▶ **Instructions for the task**
Your task is to output the listing word for word, with pictures excluded.

Dataset records
.....

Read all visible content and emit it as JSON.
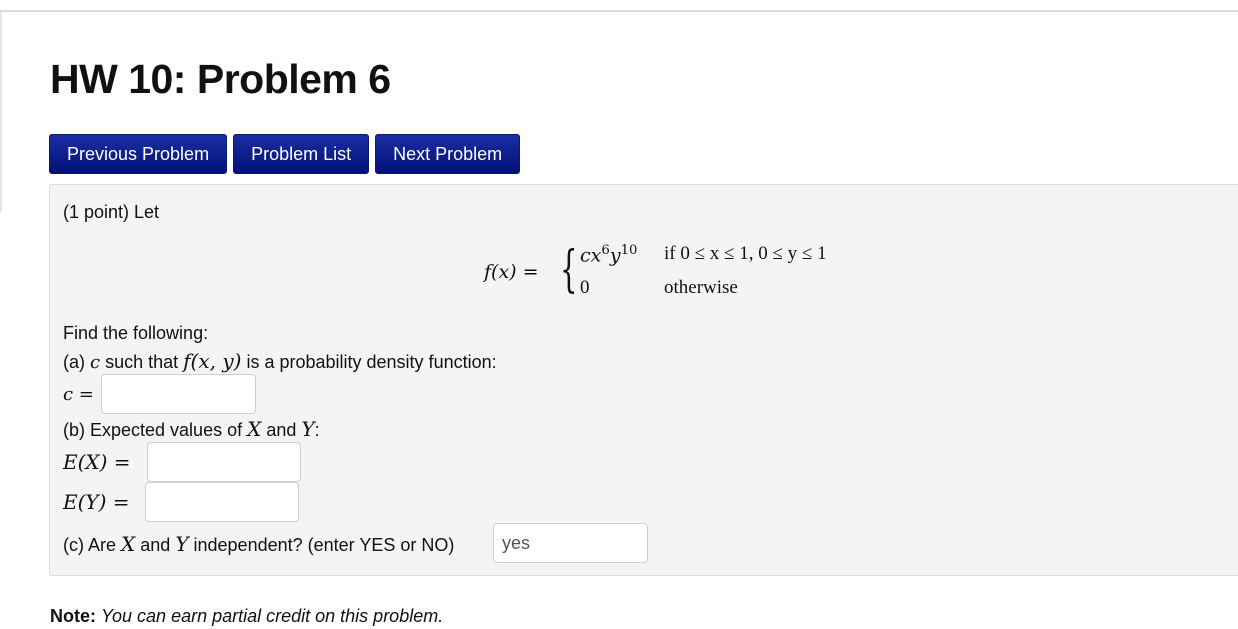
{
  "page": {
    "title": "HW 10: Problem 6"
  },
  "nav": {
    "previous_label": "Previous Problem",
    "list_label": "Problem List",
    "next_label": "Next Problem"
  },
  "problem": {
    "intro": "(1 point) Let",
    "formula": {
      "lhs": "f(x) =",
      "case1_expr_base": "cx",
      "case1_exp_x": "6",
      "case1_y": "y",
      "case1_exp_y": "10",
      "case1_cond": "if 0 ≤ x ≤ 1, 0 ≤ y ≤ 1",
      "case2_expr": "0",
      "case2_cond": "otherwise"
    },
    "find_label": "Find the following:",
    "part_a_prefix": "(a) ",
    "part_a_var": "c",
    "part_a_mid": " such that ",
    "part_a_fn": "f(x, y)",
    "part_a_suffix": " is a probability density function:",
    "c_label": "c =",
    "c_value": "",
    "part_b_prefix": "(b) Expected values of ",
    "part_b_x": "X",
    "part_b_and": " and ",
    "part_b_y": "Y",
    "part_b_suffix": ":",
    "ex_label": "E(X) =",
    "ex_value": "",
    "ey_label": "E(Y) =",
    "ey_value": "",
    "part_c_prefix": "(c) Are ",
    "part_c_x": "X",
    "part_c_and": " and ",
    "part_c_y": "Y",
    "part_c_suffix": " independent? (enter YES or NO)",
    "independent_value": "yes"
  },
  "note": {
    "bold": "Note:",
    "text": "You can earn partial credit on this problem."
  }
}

.....

▶ **Response to the exercise**
Read all visible content and emit it as JSON.
{
  "page": {
    "title": "HW 10: Problem 6"
  },
  "nav": {
    "previous_label": "Previous Problem",
    "list_label": "Problem List",
    "next_label": "Next Problem"
  },
  "problem": {
    "intro": "(1 point) Let",
    "formula": {
      "lhs": "f(x) =",
      "case1_expr_base": "cx",
      "case1_exp_x": "6",
      "case1_y": "y",
      "case1_exp_y": "10",
      "case1_cond": "if 0 ≤ x ≤ 1, 0 ≤ y ≤ 1",
      "case2_expr": "0",
      "case2_cond": "otherwise"
    },
    "find_label": "Find the following:",
    "part_a_prefix": "(a) ",
    "part_a_var": "c",
    "part_a_mid": " such that ",
    "part_a_fn": "f(x, y)",
    "part_a_suffix": " is a probability density function:",
    "c_label": "c =",
    "c_value": "",
    "part_b_prefix": "(b) Expected values of ",
    "part_b_x": "X",
    "part_b_and": " and ",
    "part_b_y": "Y",
    "part_b_suffix": ":",
    "ex_label": "E(X) =",
    "ex_value": "",
    "ey_label": "E(Y) =",
    "ey_value": "",
    "part_c_prefix": "(c) Are ",
    "part_c_x": "X",
    "part_c_and": " and ",
    "part_c_y": "Y",
    "part_c_suffix": " independent? (enter YES or NO)",
    "independent_value": "yes"
  },
  "note": {
    "bold": "Note:",
    "text": "You can earn partial credit on this problem."
  }
}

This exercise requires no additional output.